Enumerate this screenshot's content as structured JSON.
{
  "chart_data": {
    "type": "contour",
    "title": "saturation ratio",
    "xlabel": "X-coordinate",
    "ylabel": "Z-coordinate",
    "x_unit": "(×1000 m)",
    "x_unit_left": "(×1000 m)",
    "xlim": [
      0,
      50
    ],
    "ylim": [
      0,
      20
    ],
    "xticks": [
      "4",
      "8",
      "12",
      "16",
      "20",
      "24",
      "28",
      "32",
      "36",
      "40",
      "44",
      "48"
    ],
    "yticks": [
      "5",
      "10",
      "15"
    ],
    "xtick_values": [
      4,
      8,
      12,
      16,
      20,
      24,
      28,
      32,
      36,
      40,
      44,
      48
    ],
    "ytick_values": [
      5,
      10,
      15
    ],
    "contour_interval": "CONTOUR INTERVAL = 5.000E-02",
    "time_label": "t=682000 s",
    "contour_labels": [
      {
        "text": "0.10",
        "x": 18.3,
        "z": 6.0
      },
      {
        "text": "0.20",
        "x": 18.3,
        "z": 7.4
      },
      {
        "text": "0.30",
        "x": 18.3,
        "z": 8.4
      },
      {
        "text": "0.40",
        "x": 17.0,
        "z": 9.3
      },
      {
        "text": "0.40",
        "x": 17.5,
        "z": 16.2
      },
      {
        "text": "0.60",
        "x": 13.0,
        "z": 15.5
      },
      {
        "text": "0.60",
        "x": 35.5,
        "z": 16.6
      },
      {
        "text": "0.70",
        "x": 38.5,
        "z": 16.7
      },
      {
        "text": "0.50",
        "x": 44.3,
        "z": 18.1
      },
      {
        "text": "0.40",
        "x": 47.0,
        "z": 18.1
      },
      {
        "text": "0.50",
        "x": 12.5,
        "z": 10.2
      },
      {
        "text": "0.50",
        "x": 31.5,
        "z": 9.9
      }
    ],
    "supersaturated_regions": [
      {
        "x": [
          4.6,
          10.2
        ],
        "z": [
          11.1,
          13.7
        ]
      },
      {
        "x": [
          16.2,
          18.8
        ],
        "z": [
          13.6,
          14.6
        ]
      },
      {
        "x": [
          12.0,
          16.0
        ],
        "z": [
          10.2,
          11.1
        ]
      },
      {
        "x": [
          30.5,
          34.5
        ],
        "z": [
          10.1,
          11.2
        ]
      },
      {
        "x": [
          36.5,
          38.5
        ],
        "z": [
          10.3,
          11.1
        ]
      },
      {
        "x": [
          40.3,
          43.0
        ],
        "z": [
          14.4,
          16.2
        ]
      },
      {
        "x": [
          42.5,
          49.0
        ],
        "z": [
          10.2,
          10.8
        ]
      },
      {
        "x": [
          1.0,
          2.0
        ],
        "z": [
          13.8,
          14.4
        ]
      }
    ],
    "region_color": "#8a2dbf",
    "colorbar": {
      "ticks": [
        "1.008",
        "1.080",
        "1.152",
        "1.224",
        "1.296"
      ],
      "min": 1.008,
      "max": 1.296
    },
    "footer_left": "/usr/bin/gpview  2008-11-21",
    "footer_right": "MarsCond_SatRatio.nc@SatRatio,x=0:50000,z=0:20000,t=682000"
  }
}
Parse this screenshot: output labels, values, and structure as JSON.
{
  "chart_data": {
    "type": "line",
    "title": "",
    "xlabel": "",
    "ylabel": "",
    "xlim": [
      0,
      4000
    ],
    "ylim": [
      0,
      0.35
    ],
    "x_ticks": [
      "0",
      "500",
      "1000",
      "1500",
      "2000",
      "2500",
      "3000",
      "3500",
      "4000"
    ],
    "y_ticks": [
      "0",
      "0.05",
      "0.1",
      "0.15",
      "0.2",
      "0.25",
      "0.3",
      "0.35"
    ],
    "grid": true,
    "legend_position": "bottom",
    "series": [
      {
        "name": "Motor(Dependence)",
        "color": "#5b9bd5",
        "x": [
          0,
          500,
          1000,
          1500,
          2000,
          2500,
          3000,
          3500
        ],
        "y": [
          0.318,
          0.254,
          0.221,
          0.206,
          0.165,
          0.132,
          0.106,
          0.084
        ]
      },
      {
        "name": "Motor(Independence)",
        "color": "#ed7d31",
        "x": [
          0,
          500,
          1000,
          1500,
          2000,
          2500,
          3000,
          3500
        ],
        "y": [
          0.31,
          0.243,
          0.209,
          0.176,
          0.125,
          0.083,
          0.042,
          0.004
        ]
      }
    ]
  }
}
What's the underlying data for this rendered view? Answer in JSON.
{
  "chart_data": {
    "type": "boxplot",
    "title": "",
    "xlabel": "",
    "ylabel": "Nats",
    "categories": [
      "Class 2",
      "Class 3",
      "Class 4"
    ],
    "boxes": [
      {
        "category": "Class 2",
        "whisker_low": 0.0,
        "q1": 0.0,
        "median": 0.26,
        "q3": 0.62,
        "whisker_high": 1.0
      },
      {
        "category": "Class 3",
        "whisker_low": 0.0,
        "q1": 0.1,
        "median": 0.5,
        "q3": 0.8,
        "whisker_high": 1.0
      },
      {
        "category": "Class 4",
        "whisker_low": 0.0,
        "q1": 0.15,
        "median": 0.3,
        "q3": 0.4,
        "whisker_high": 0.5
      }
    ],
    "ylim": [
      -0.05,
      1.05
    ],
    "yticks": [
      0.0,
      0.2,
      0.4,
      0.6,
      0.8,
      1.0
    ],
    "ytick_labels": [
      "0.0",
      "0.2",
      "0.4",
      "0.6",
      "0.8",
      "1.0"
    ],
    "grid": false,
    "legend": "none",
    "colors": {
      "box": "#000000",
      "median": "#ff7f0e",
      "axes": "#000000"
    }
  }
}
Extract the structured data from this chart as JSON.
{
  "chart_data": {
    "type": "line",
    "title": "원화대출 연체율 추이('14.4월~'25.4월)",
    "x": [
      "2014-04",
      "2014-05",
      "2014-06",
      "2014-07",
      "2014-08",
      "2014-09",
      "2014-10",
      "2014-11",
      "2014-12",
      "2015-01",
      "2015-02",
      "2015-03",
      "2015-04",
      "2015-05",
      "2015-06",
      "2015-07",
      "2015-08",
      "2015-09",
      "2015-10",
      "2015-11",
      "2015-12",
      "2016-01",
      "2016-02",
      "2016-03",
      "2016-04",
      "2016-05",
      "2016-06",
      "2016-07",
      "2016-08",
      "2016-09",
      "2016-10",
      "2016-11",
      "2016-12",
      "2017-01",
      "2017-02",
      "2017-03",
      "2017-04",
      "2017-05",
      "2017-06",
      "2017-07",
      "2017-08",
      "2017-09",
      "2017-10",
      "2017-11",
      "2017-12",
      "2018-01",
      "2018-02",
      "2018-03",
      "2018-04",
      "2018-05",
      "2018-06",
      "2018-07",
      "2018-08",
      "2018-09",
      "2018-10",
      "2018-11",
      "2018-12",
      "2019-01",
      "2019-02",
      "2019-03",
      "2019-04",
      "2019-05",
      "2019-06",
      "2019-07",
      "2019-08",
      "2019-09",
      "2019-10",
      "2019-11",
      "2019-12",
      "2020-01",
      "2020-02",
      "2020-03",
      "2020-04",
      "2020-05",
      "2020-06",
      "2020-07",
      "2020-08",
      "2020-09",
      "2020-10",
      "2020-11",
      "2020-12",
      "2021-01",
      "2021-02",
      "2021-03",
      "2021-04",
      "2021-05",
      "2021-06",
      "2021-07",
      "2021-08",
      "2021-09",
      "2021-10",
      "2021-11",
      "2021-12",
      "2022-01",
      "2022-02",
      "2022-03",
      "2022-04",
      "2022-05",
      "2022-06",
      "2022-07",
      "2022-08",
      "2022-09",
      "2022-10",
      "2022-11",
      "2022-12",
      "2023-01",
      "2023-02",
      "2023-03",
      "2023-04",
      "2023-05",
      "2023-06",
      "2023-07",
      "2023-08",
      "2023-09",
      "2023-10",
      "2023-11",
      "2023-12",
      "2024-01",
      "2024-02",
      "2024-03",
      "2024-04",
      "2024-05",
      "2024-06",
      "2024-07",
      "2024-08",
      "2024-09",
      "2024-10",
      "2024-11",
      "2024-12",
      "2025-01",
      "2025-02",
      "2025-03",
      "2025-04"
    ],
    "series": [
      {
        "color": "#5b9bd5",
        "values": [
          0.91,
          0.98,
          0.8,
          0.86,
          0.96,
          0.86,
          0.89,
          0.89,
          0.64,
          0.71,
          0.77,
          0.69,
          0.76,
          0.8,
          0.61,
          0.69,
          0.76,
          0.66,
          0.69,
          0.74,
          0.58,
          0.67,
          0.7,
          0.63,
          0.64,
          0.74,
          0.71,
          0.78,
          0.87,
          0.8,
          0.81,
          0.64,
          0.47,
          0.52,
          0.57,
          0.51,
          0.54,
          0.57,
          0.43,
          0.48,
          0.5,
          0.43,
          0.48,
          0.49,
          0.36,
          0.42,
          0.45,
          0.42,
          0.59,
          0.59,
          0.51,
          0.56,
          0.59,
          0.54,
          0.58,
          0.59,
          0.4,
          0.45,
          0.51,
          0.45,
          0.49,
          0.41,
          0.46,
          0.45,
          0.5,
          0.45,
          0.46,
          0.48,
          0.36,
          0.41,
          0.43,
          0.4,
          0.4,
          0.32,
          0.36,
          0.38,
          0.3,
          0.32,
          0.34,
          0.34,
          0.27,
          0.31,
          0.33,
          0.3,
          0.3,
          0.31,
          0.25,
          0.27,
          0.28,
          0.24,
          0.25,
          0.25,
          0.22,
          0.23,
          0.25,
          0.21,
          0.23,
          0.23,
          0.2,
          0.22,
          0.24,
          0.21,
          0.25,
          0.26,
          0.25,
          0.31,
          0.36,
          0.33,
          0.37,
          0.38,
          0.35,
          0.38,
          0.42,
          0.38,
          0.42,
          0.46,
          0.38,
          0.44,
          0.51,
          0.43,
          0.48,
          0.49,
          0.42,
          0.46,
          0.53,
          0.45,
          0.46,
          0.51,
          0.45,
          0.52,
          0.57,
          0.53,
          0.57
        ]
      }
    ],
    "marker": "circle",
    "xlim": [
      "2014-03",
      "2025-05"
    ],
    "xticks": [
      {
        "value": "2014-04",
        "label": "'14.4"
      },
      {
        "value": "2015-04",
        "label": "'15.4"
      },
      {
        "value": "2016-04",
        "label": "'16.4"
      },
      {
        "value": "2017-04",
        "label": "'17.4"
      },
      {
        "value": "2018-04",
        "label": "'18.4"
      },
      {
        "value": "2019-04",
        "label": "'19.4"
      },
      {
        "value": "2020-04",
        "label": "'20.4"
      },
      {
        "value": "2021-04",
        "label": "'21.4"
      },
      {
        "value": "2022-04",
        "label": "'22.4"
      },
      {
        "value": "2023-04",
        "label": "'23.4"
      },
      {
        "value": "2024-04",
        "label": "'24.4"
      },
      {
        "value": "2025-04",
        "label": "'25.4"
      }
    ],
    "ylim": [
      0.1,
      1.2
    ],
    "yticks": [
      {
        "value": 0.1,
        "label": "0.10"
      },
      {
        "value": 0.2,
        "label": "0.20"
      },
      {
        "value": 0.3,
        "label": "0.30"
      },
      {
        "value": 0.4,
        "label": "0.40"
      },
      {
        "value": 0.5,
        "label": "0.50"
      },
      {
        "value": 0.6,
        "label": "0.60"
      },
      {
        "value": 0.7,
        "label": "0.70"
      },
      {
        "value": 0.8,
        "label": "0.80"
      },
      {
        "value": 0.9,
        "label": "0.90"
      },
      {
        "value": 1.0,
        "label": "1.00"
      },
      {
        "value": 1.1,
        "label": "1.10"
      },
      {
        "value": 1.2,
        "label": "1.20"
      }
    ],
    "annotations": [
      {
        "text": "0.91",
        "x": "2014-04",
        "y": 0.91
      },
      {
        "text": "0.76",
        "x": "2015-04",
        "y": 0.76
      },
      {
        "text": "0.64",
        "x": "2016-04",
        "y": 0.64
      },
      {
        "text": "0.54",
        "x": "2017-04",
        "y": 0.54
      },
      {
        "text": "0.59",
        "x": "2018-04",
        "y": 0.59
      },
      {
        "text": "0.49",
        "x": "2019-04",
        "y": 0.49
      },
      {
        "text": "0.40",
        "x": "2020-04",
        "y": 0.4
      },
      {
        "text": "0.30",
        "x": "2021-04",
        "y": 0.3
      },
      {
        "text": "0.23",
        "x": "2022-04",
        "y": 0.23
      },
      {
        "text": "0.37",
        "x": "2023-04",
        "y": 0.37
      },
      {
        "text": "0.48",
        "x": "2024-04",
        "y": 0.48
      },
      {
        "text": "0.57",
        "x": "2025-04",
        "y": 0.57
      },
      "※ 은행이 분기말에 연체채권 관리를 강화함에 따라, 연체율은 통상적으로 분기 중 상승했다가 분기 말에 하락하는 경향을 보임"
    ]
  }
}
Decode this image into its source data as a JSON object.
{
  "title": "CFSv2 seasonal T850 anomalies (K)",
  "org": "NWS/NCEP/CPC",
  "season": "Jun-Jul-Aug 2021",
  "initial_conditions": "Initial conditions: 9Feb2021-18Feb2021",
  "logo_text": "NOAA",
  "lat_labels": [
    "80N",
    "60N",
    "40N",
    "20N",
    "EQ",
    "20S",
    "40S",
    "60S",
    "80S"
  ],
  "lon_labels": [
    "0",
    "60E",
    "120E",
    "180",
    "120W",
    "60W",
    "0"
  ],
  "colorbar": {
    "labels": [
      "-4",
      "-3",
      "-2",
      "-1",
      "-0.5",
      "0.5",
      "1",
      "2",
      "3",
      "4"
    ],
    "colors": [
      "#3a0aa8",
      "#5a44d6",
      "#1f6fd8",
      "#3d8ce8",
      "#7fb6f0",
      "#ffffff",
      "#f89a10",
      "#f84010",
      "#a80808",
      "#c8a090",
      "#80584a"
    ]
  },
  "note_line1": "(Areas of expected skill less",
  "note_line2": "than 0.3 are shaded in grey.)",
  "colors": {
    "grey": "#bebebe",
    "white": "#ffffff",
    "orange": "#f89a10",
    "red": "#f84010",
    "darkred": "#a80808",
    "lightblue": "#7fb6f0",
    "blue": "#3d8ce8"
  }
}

# # #

■ EXERCISE DESCRIPTION ■
Repeat the line containing "Decode this image" and all subsequent lines through the final line of the data, exactly and with no others.

■ EXPECTED OUTPUT ■
Decode this image into its source data as a JSON object.
{
  "title": "CFSv2 seasonal T850 anomalies (K)",
  "org": "NWS/NCEP/CPC",
  "season": "Jun-Jul-Aug 2021",
  "initial_conditions": "Initial conditions: 9Feb2021-18Feb2021",
  "logo_text": "NOAA",
  "lat_labels": [
    "80N",
    "60N",
    "40N",
    "20N",
    "EQ",
    "20S",
    "40S",
    "60S",
    "80S"
  ],
  "lon_labels": [
    "0",
    "60E",
    "120E",
    "180",
    "120W",
    "60W",
    "0"
  ],
  "colorbar": {
    "labels": [
      "-4",
      "-3",
      "-2",
      "-1",
      "-0.5",
      "0.5",
      "1",
      "2",
      "3",
      "4"
    ],
    "colors": [
      "#3a0aa8",
      "#5a44d6",
      "#1f6fd8",
      "#3d8ce8",
      "#7fb6f0",
      "#ffffff",
      "#f89a10",
      "#f84010",
      "#a80808",
      "#c8a090",
      "#80584a"
    ]
  },
  "note_line1": "(Areas of expected skill less",
  "note_line2": "than 0.3 are shaded in grey.)",
  "colors": {
    "grey": "#bebebe",
    "white": "#ffffff",
    "orange": "#f89a10",
    "red": "#f84010",
    "darkred": "#a80808",
    "lightblue": "#7fb6f0",
    "blue": "#3d8ce8"
  }
}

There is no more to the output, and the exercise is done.